____ Listing

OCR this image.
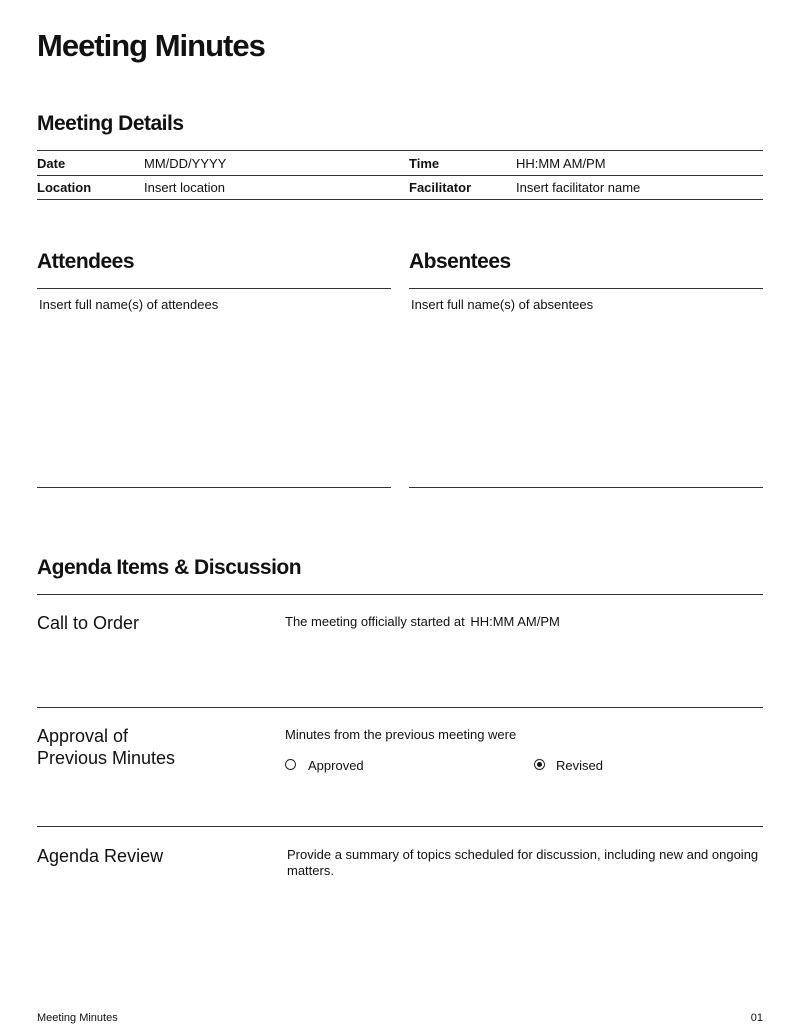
Meeting Minutes
Meeting Details
Date	MM/DD/YYYY	Time	HH:MM AM/PM
Location	Insert location	Facilitator	Insert facilitator name
Attendees
Insert full name(s) of attendees
Absentees
Insert full name(s) of absentees
Agenda Items & Discussion
Call to Order	The meeting officially started at HH:MM AM/PM
Approval of
Previous Minutes
Minutes from the previous meeting were
Approved	Revised
Agenda Review	Provide a summary of topics scheduled for discussion, including new and ongoing matters.
Meeting Minutes	01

________

* [Exercise directions]: In your copy, repeat each record exactly and include no pictures.

* [Output for this task]:
OCR this image.
Meeting Minutes
Meeting Details
Date	MM/DD/YYYY	Time	HH:MM AM/PM
Location	Insert location	Facilitator	Insert facilitator name
Attendees
Insert full name(s) of attendees
Absentees
Insert full name(s) of absentees
Agenda Items & Discussion
Call to Order	The meeting officially started at HH:MM AM/PM
Approval of
Previous Minutes
Minutes from the previous meeting were
Approved	Revised
Agenda Review	Provide a summary of topics scheduled for discussion, including new and ongoing matters.
Meeting Minutes	01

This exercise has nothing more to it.